## Task instructions
Every entry must be given again exactly.

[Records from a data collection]
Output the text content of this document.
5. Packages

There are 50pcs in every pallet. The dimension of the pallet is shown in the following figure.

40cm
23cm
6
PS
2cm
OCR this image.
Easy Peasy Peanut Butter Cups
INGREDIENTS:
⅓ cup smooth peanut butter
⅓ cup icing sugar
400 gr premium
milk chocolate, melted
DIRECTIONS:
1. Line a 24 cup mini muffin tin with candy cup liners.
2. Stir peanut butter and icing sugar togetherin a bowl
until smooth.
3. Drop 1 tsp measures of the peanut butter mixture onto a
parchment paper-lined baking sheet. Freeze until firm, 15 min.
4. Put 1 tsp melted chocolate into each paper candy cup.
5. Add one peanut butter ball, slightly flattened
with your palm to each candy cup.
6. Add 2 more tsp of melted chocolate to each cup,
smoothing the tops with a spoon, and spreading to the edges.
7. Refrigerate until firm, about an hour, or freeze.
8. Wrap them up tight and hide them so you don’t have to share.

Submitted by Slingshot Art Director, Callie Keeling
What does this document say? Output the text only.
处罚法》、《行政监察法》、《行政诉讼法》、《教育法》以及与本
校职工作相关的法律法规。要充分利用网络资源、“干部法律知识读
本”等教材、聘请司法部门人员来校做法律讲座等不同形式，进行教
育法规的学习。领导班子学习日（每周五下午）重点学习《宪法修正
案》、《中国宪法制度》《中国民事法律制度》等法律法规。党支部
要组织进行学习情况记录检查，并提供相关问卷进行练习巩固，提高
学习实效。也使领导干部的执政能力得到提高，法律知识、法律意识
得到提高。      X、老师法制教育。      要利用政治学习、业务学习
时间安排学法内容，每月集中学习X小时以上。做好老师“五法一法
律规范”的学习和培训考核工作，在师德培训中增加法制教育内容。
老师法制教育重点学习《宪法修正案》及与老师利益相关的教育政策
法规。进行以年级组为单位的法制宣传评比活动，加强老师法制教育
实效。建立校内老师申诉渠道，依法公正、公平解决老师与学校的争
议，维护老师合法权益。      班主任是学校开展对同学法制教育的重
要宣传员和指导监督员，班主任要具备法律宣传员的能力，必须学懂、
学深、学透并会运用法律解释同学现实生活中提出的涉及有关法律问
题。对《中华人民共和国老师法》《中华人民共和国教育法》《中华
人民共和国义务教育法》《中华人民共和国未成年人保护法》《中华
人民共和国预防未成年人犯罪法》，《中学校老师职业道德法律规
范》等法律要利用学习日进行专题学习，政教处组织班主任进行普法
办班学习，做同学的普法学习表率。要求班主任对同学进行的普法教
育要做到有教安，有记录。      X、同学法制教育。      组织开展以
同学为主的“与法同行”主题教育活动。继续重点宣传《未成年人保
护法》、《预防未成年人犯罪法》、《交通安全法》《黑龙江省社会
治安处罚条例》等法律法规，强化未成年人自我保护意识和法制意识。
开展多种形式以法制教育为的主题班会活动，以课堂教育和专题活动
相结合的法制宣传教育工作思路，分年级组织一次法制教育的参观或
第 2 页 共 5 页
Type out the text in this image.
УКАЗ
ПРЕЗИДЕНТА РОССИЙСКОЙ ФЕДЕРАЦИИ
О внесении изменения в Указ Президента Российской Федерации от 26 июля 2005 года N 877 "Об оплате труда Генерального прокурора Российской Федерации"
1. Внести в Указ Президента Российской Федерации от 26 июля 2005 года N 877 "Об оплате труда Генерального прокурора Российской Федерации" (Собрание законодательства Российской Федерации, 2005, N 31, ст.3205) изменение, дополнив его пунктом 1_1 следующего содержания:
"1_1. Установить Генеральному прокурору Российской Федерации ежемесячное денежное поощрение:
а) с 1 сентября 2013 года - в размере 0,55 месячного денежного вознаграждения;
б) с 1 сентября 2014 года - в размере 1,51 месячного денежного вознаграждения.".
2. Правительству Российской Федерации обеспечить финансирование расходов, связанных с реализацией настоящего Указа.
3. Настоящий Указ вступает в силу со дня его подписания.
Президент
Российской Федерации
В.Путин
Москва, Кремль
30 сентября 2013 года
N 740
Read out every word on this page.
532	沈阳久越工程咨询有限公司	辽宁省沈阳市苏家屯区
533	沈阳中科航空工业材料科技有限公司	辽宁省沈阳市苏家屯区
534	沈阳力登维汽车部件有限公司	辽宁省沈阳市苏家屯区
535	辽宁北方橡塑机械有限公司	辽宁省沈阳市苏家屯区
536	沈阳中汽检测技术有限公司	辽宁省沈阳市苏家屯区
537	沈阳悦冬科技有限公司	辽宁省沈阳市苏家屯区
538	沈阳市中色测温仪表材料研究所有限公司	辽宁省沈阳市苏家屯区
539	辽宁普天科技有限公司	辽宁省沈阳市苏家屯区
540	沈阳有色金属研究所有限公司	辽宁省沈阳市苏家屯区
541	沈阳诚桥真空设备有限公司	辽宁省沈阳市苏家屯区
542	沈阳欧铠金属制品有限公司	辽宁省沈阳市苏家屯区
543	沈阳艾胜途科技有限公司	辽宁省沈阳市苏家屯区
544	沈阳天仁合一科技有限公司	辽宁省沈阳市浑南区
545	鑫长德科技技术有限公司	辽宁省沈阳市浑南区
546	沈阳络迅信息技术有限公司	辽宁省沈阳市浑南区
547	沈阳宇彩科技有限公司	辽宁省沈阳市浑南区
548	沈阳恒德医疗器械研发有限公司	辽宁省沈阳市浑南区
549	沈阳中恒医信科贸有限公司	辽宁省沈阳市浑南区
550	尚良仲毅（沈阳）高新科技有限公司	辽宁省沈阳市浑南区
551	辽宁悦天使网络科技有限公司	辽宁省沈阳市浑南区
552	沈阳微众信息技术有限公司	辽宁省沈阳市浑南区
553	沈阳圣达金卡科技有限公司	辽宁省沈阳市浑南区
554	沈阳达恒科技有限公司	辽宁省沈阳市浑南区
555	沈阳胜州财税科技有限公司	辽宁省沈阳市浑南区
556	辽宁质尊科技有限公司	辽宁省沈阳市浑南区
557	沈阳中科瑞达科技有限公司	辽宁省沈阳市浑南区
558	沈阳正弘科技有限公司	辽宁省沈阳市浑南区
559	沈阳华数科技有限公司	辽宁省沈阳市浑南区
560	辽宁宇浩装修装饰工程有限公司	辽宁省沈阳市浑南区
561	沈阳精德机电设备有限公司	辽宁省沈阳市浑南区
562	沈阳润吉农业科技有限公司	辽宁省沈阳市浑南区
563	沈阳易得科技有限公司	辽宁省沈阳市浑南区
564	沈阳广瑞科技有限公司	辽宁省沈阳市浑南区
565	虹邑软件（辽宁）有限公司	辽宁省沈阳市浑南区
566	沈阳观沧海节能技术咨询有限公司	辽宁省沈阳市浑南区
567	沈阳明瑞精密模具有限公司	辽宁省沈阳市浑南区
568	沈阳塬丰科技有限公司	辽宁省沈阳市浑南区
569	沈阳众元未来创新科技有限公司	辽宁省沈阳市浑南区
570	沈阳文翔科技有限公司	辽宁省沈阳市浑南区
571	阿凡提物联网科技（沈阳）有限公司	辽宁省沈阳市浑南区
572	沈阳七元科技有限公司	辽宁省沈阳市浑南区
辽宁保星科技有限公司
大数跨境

## Response
Output the text content of this document.
5. Packages

There are 50pcs in every pallet. The dimension of the pallet is shown in the following figure.

40cm
23cm
6
PS
2cm
OCR this image.
Easy Peasy Peanut Butter Cups
INGREDIENTS:
⅓ cup smooth peanut butter
⅓ cup icing sugar
400 gr premium
milk chocolate, melted
DIRECTIONS:
1. Line a 24 cup mini muffin tin with candy cup liners.
2. Stir peanut butter and icing sugar togetherin a bowl
until smooth.
3. Drop 1 tsp measures of the peanut butter mixture onto a
parchment paper-lined baking sheet. Freeze until firm, 15 min.
4. Put 1 tsp melted chocolate into each paper candy cup.
5. Add one peanut butter ball, slightly flattened
with your palm to each candy cup.
6. Add 2 more tsp of melted chocolate to each cup,
smoothing the tops with a spoon, and spreading to the edges.
7. Refrigerate until firm, about an hour, or freeze.
8. Wrap them up tight and hide them so you don’t have to share.

Submitted by Slingshot Art Director, Callie Keeling
What does this document say? Output the text only.
处罚法》、《行政监察法》、《行政诉讼法》、《教育法》以及与本
校职工作相关的法律法规。要充分利用网络资源、“干部法律知识读
本”等教材、聘请司法部门人员来校做法律讲座等不同形式，进行教
育法规的学习。领导班子学习日（每周五下午）重点学习《宪法修正
案》、《中国宪法制度》《中国民事法律制度》等法律法规。党支部
要组织进行学习情况记录检查，并提供相关问卷进行练习巩固，提高
学习实效。也使领导干部的执政能力得到提高，法律知识、法律意识
得到提高。      X、老师法制教育。      要利用政治学习、业务学习
时间安排学法内容，每月集中学习X小时以上。做好老师“五法一法
律规范”的学习和培训考核工作，在师德培训中增加法制教育内容。
老师法制教育重点学习《宪法修正案》及与老师利益相关的教育政策
法规。进行以年级组为单位的法制宣传评比活动，加强老师法制教育
实效。建立校内老师申诉渠道，依法公正、公平解决老师与学校的争
议，维护老师合法权益。      班主任是学校开展对同学法制教育的重
要宣传员和指导监督员，班主任要具备法律宣传员的能力，必须学懂、
学深、学透并会运用法律解释同学现实生活中提出的涉及有关法律问
题。对《中华人民共和国老师法》《中华人民共和国教育法》《中华
人民共和国义务教育法》《中华人民共和国未成年人保护法》《中华
人民共和国预防未成年人犯罪法》，《中学校老师职业道德法律规
范》等法律要利用学习日进行专题学习，政教处组织班主任进行普法
办班学习，做同学的普法学习表率。要求班主任对同学进行的普法教
育要做到有教安，有记录。      X、同学法制教育。      组织开展以
同学为主的“与法同行”主题教育活动。继续重点宣传《未成年人保
护法》、《预防未成年人犯罪法》、《交通安全法》《黑龙江省社会
治安处罚条例》等法律法规，强化未成年人自我保护意识和法制意识。
开展多种形式以法制教育为的主题班会活动，以课堂教育和专题活动
相结合的法制宣传教育工作思路，分年级组织一次法制教育的参观或
第 2 页 共 5 页
Type out the text in this image.
УКАЗ
ПРЕЗИДЕНТА РОССИЙСКОЙ ФЕДЕРАЦИИ
О внесении изменения в Указ Президента Российской Федерации от 26 июля 2005 года N 877 "Об оплате труда Генерального прокурора Российской Федерации"
1. Внести в Указ Президента Российской Федерации от 26 июля 2005 года N 877 "Об оплате труда Генерального прокурора Российской Федерации" (Собрание законодательства Российской Федерации, 2005, N 31, ст.3205) изменение, дополнив его пунктом 1_1 следующего содержания:
"1_1. Установить Генеральному прокурору Российской Федерации ежемесячное денежное поощрение:
а) с 1 сентября 2013 года - в размере 0,55 месячного денежного вознаграждения;
б) с 1 сентября 2014 года - в размере 1,51 месячного денежного вознаграждения.".
2. Правительству Российской Федерации обеспечить финансирование расходов, связанных с реализацией настоящего Указа.
3. Настоящий Указ вступает в силу со дня его подписания.
Президент
Российской Федерации
В.Путин
Москва, Кремль
30 сентября 2013 года
N 740
Read out every word on this page.
532	沈阳久越工程咨询有限公司	辽宁省沈阳市苏家屯区
533	沈阳中科航空工业材料科技有限公司	辽宁省沈阳市苏家屯区
534	沈阳力登维汽车部件有限公司	辽宁省沈阳市苏家屯区
535	辽宁北方橡塑机械有限公司	辽宁省沈阳市苏家屯区
536	沈阳中汽检测技术有限公司	辽宁省沈阳市苏家屯区
537	沈阳悦冬科技有限公司	辽宁省沈阳市苏家屯区
538	沈阳市中色测温仪表材料研究所有限公司	辽宁省沈阳市苏家屯区
539	辽宁普天科技有限公司	辽宁省沈阳市苏家屯区
540	沈阳有色金属研究所有限公司	辽宁省沈阳市苏家屯区
541	沈阳诚桥真空设备有限公司	辽宁省沈阳市苏家屯区
542	沈阳欧铠金属制品有限公司	辽宁省沈阳市苏家屯区
543	沈阳艾胜途科技有限公司	辽宁省沈阳市苏家屯区
544	沈阳天仁合一科技有限公司	辽宁省沈阳市浑南区
545	鑫长德科技技术有限公司	辽宁省沈阳市浑南区
546	沈阳络迅信息技术有限公司	辽宁省沈阳市浑南区
547	沈阳宇彩科技有限公司	辽宁省沈阳市浑南区
548	沈阳恒德医疗器械研发有限公司	辽宁省沈阳市浑南区
549	沈阳中恒医信科贸有限公司	辽宁省沈阳市浑南区
550	尚良仲毅（沈阳）高新科技有限公司	辽宁省沈阳市浑南区
551	辽宁悦天使网络科技有限公司	辽宁省沈阳市浑南区
552	沈阳微众信息技术有限公司	辽宁省沈阳市浑南区
553	沈阳圣达金卡科技有限公司	辽宁省沈阳市浑南区
554	沈阳达恒科技有限公司	辽宁省沈阳市浑南区
555	沈阳胜州财税科技有限公司	辽宁省沈阳市浑南区
556	辽宁质尊科技有限公司	辽宁省沈阳市浑南区
557	沈阳中科瑞达科技有限公司	辽宁省沈阳市浑南区
558	沈阳正弘科技有限公司	辽宁省沈阳市浑南区
559	沈阳华数科技有限公司	辽宁省沈阳市浑南区
560	辽宁宇浩装修装饰工程有限公司	辽宁省沈阳市浑南区
561	沈阳精德机电设备有限公司	辽宁省沈阳市浑南区
562	沈阳润吉农业科技有限公司	辽宁省沈阳市浑南区
563	沈阳易得科技有限公司	辽宁省沈阳市浑南区
564	沈阳广瑞科技有限公司	辽宁省沈阳市浑南区
565	虹邑软件（辽宁）有限公司	辽宁省沈阳市浑南区
566	沈阳观沧海节能技术咨询有限公司	辽宁省沈阳市浑南区
567	沈阳明瑞精密模具有限公司	辽宁省沈阳市浑南区
568	沈阳塬丰科技有限公司	辽宁省沈阳市浑南区
569	沈阳众元未来创新科技有限公司	辽宁省沈阳市浑南区
570	沈阳文翔科技有限公司	辽宁省沈阳市浑南区
571	阿凡提物联网科技（沈阳）有限公司	辽宁省沈阳市浑南区
572	沈阳七元科技有限公司	辽宁省沈阳市浑南区
辽宁保星科技有限公司
大数跨境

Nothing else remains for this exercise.